>> start DATA FOR THIS TASK

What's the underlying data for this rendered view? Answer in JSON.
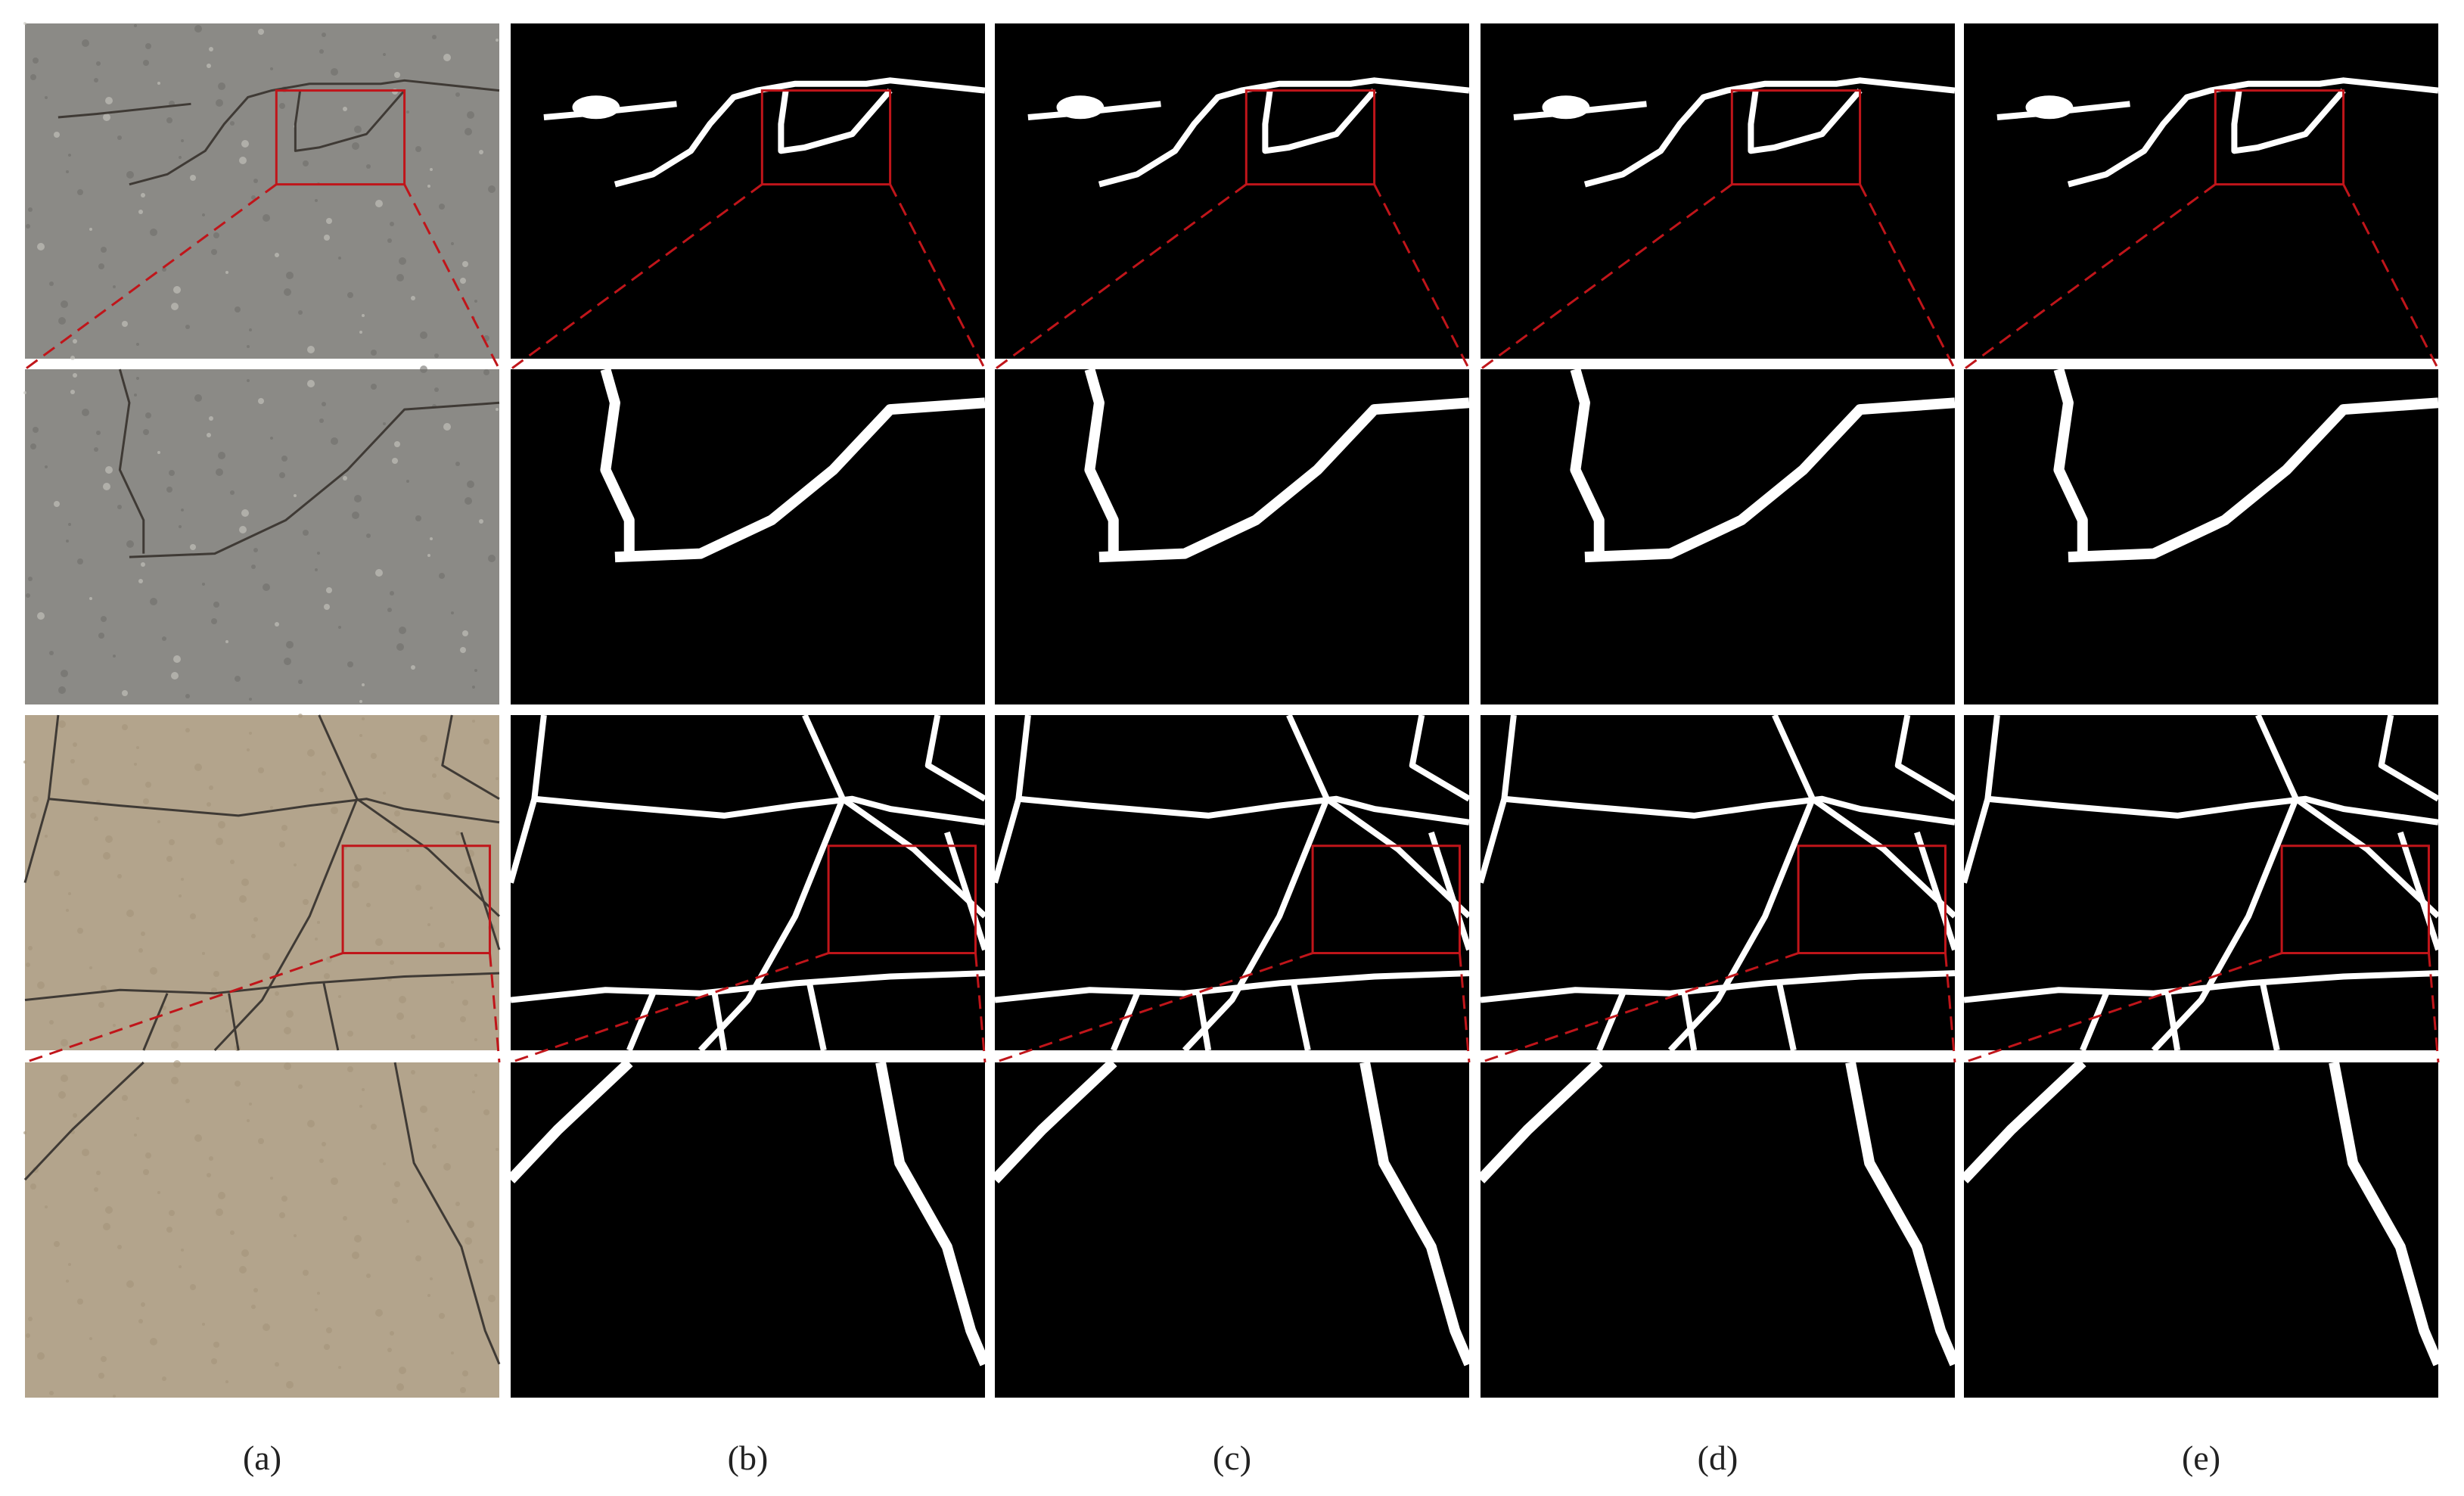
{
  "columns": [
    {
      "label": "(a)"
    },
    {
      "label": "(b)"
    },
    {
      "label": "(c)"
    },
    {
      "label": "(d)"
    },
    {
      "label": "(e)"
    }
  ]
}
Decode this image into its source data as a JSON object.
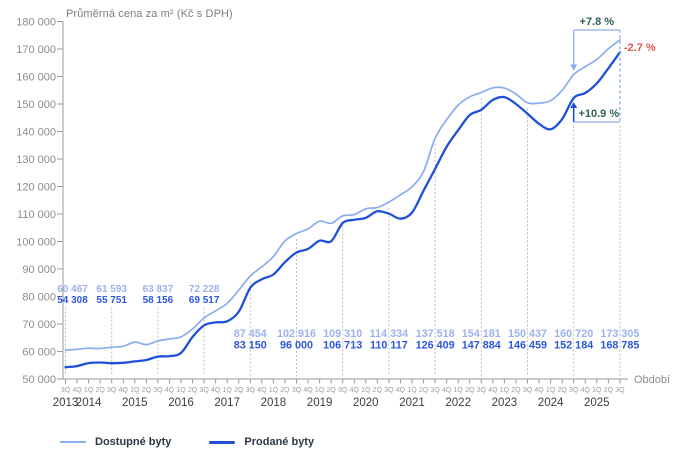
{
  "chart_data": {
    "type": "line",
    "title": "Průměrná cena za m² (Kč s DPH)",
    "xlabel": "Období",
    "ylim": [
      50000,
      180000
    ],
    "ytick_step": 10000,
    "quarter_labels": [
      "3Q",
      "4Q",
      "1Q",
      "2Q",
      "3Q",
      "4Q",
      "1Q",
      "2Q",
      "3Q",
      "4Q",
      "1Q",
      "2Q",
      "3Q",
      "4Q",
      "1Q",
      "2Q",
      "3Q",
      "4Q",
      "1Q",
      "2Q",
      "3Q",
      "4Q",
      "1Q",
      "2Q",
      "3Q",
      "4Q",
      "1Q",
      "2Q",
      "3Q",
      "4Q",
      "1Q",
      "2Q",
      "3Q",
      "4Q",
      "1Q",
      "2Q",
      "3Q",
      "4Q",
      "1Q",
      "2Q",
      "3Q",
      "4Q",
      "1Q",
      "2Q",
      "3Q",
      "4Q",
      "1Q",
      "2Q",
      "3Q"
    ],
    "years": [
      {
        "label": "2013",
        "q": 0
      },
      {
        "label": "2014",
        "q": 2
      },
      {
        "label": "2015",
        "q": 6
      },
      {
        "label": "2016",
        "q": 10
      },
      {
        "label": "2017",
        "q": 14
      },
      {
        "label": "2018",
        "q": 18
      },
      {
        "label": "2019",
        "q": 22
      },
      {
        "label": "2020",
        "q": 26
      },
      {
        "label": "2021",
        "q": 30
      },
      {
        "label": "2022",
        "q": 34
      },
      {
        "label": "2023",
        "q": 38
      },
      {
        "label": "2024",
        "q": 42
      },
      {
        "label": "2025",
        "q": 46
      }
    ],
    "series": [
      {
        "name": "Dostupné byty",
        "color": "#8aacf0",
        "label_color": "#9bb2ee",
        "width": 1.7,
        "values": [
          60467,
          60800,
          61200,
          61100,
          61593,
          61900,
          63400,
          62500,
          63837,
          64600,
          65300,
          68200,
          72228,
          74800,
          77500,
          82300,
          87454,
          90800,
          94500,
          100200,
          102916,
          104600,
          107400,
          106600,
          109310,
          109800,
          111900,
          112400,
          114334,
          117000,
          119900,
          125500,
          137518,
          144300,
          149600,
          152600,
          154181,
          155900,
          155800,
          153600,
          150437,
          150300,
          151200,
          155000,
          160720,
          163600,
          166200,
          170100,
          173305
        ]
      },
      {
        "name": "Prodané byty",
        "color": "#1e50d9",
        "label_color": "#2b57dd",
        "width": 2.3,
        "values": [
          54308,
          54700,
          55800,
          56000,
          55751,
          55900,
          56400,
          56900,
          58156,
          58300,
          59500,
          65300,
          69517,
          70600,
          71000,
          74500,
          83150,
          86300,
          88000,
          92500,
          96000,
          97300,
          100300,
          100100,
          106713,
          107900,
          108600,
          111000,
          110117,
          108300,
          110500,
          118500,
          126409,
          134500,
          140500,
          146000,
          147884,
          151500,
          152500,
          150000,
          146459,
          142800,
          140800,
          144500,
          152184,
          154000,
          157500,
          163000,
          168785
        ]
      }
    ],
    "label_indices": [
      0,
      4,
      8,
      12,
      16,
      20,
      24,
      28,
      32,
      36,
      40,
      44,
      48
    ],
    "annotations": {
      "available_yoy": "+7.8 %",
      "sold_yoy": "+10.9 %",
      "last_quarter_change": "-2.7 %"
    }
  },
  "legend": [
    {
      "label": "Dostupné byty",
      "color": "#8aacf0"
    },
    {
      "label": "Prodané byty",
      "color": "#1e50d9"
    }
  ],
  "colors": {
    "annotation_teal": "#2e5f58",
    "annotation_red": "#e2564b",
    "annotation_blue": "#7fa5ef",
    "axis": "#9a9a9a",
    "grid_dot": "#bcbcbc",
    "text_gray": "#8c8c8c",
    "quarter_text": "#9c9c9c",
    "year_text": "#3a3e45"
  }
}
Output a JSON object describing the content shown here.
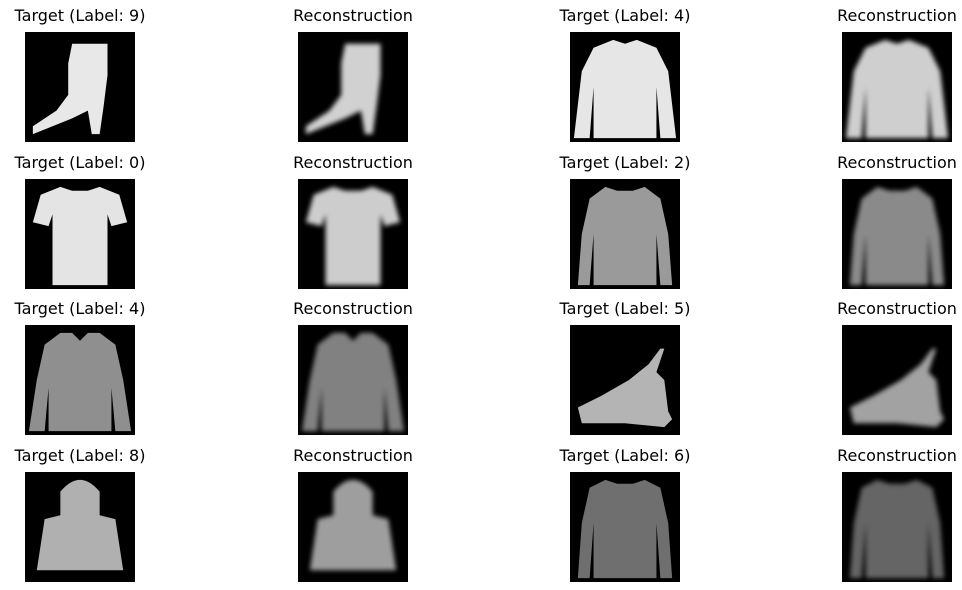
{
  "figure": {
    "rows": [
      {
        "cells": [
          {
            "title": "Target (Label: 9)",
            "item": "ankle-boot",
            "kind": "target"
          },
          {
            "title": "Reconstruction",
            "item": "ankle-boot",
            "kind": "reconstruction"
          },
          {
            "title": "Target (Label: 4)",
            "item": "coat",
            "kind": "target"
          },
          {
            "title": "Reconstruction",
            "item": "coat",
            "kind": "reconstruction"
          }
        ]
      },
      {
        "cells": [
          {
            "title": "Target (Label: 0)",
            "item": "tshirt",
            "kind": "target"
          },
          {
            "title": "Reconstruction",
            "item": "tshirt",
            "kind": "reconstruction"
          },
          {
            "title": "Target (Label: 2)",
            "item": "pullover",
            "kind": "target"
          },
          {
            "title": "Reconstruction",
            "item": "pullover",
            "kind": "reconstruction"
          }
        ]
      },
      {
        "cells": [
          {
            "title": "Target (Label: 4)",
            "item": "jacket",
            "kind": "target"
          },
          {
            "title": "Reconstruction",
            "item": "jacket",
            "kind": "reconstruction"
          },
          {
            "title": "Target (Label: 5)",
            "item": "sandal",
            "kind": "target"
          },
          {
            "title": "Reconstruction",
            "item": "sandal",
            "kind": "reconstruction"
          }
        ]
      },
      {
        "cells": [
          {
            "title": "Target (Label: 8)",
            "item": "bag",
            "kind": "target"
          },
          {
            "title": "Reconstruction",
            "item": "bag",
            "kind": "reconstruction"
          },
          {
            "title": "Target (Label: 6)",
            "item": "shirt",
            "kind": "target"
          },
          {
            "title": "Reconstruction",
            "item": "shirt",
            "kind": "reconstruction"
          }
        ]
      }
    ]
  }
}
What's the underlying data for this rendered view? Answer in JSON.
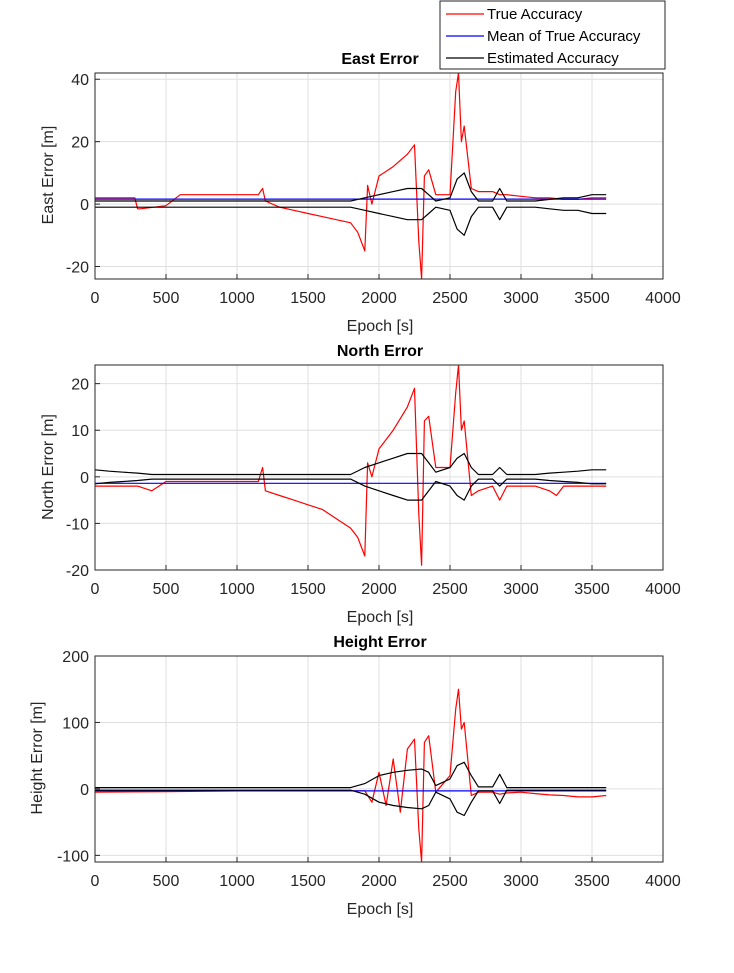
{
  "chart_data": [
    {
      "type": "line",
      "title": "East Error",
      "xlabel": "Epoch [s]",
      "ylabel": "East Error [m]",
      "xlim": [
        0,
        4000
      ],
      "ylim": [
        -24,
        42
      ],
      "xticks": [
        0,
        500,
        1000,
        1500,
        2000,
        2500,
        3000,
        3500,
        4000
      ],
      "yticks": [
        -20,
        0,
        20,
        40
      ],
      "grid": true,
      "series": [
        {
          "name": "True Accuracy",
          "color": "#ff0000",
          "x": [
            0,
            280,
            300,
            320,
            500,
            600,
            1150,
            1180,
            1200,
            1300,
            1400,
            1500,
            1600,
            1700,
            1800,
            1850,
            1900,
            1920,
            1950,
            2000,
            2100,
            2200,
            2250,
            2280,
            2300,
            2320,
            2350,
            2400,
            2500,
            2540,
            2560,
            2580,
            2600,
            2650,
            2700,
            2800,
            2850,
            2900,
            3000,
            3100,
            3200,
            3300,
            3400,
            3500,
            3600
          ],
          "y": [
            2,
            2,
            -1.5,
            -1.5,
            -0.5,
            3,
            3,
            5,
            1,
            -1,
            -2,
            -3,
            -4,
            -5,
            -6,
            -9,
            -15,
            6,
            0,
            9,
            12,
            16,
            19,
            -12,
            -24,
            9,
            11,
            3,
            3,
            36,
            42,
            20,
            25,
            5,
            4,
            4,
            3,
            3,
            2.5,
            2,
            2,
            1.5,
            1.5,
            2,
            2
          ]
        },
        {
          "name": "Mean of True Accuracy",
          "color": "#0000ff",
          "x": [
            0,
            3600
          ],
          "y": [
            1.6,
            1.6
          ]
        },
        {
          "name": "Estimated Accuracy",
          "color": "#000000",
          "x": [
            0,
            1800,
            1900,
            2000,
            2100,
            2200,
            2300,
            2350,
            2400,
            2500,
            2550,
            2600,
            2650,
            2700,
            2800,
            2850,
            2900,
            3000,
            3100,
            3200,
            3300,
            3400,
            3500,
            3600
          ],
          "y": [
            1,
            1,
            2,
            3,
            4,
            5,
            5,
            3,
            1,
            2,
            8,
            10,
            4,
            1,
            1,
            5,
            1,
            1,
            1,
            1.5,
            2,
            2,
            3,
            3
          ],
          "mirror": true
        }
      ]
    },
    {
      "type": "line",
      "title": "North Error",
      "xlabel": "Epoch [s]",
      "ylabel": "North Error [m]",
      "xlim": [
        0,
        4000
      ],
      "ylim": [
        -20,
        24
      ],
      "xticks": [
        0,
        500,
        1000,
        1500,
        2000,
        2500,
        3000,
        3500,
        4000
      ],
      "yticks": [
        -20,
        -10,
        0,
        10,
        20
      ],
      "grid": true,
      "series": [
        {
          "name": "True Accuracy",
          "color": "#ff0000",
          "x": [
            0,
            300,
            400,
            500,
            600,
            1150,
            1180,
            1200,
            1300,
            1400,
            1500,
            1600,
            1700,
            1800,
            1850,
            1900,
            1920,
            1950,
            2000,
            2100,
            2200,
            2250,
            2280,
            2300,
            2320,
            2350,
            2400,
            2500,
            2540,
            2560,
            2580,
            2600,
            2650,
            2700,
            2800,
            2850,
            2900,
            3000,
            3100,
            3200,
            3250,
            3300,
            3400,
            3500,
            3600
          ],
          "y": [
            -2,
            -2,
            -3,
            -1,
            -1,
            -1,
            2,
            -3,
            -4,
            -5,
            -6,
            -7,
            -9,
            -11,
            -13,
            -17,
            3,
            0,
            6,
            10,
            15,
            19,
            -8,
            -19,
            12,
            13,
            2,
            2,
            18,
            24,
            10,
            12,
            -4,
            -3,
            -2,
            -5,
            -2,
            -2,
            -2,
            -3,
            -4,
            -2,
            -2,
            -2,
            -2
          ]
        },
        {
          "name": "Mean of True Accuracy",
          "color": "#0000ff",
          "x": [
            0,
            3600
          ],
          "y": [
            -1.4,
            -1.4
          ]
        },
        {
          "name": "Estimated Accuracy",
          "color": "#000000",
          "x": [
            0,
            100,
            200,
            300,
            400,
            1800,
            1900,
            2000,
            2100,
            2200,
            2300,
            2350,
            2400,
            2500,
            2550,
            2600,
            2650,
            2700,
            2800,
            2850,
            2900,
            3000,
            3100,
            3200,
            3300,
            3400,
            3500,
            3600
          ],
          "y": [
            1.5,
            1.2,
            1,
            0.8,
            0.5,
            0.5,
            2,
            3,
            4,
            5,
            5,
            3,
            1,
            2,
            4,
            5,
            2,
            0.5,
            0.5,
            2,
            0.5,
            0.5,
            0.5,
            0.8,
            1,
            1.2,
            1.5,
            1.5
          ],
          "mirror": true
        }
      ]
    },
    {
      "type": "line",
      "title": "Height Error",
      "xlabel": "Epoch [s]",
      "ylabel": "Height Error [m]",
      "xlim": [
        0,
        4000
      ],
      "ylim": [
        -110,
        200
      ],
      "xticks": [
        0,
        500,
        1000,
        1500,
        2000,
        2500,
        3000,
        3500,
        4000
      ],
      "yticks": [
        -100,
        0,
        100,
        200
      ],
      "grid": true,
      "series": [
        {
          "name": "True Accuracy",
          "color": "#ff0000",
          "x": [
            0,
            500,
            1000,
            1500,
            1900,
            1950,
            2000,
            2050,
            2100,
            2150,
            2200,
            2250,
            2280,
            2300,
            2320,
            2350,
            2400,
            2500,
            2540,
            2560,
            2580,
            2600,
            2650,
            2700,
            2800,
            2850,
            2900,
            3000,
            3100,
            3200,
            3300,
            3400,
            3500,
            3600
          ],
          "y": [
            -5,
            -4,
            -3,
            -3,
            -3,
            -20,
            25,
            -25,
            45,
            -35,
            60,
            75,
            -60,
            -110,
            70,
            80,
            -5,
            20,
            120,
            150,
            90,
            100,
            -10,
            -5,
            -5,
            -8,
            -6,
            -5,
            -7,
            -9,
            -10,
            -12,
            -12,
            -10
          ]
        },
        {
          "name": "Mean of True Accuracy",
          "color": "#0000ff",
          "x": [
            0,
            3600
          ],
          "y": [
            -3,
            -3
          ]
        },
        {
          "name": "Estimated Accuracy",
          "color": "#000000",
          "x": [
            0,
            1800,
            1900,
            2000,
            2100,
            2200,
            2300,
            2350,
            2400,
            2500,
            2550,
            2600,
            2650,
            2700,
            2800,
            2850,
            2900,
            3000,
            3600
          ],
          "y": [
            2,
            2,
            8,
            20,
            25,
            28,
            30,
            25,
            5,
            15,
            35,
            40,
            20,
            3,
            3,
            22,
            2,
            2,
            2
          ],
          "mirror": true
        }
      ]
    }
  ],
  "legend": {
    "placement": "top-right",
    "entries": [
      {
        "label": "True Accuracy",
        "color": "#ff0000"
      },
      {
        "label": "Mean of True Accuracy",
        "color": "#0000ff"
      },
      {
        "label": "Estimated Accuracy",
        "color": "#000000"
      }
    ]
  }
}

>> end DATA FOR THIS TASK

▶ [EXERCISE DETAILS]
Scan the material above for the string "Error" and report each line where you find it.

▶ [FINISHED EXERCISE]
      "title": "East Error",
      "ylabel": "East Error [m]",
      "title": "North Error",
      "ylabel": "North Error [m]",
      "title": "Height Error",
      "ylabel": "Height Error [m]",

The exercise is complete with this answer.